[WHAT IS REQUIRED]
Reproduce every line of the material below verbatim, omitting the pictures.

(Region annotation records)
[Start]

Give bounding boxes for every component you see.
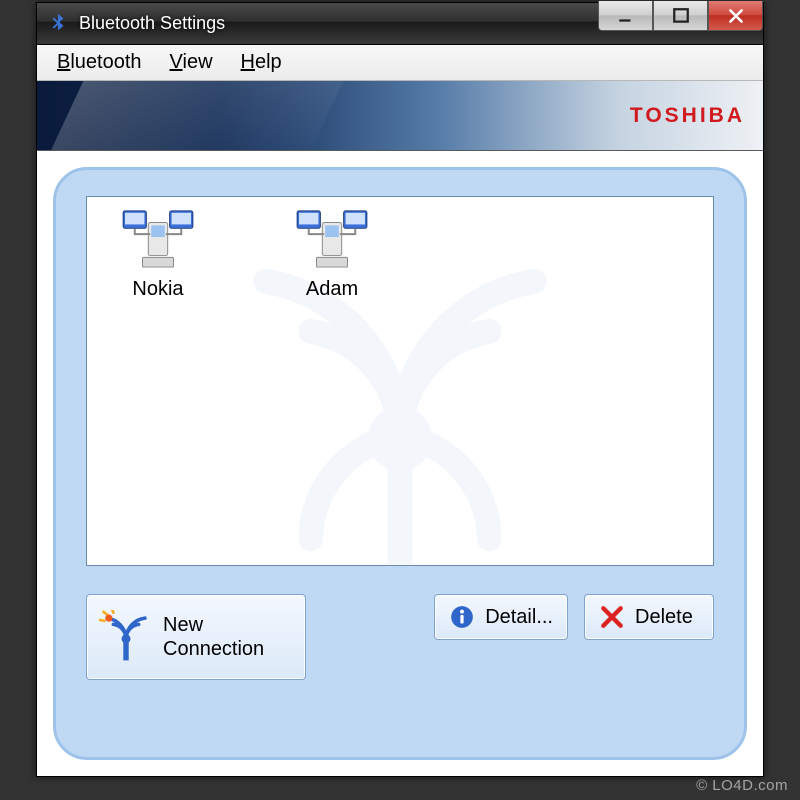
device-network-icon [119, 254, 197, 273]
titlebar[interactable]: Bluetooth Settings [37, 3, 763, 45]
menubar: Bluetooth View Help [37, 45, 763, 81]
brand-logo: TOSHIBA [630, 104, 745, 128]
button-label: New Connection [163, 613, 264, 661]
close-button[interactable] [708, 1, 763, 31]
menu-bluetooth[interactable]: Bluetooth [43, 47, 156, 78]
window-title: Bluetooth Settings [79, 13, 225, 34]
device-list[interactable]: Nokia [86, 196, 714, 566]
device-item[interactable]: Adam [277, 207, 387, 301]
site-watermark: © LO4D.com [696, 777, 788, 794]
device-label: Adam [277, 278, 387, 301]
main-panel: Nokia [53, 167, 747, 760]
delete-button[interactable]: Delete [584, 594, 714, 640]
antenna-icon [99, 610, 153, 664]
bluetooth-icon [47, 13, 69, 35]
button-label: Delete [635, 606, 693, 629]
button-label: Detail... [485, 606, 553, 629]
button-row: New Connection Detail... Delete [86, 594, 714, 680]
window-controls [598, 1, 763, 31]
app-window: Bluetooth Settings Bluetooth View Help T… [36, 2, 764, 777]
device-item[interactable]: Nokia [103, 207, 213, 301]
info-icon [449, 604, 475, 630]
device-label: Nokia [103, 278, 213, 301]
menu-help[interactable]: Help [227, 47, 296, 78]
minimize-button[interactable] [598, 1, 653, 31]
delete-x-icon [599, 604, 625, 630]
maximize-button[interactable] [653, 1, 708, 31]
client-area: Nokia [47, 161, 753, 766]
device-network-icon [293, 254, 371, 273]
brand-banner: TOSHIBA [37, 81, 763, 151]
new-connection-button[interactable]: New Connection [86, 594, 306, 680]
detail-button[interactable]: Detail... [434, 594, 568, 640]
menu-view[interactable]: View [156, 47, 227, 78]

[End]

[FINAL RESULT]
Give bounding boxes for every component you see.
device-network-icon [119, 254, 197, 273]
titlebar[interactable]: Bluetooth Settings [37, 3, 763, 45]
menubar: Bluetooth View Help [37, 45, 763, 81]
brand-logo: TOSHIBA [630, 104, 745, 128]
button-label: New Connection [163, 613, 264, 661]
close-button[interactable] [708, 1, 763, 31]
menu-bluetooth[interactable]: Bluetooth [43, 47, 156, 78]
window-title: Bluetooth Settings [79, 13, 225, 34]
device-list[interactable]: Nokia [86, 196, 714, 566]
device-item[interactable]: Adam [277, 207, 387, 301]
site-watermark: © LO4D.com [696, 777, 788, 794]
device-label: Adam [277, 278, 387, 301]
main-panel: Nokia [53, 167, 747, 760]
delete-button[interactable]: Delete [584, 594, 714, 640]
antenna-icon [99, 610, 153, 664]
bluetooth-icon [47, 13, 69, 35]
button-label: Delete [635, 606, 693, 629]
button-label: Detail... [485, 606, 553, 629]
button-row: New Connection Detail... Delete [86, 594, 714, 680]
window-controls [598, 1, 763, 31]
app-window: Bluetooth Settings Bluetooth View Help T… [36, 2, 764, 777]
device-item[interactable]: Nokia [103, 207, 213, 301]
info-icon [449, 604, 475, 630]
device-label: Nokia [103, 278, 213, 301]
menu-help[interactable]: Help [227, 47, 296, 78]
minimize-button[interactable] [598, 1, 653, 31]
delete-x-icon [599, 604, 625, 630]
maximize-button[interactable] [653, 1, 708, 31]
client-area: Nokia [47, 161, 753, 766]
device-network-icon [293, 254, 371, 273]
brand-banner: TOSHIBA [37, 81, 763, 151]
new-connection-button[interactable]: New Connection [86, 594, 306, 680]
detail-button[interactable]: Detail... [434, 594, 568, 640]
menu-view[interactable]: View [156, 47, 227, 78]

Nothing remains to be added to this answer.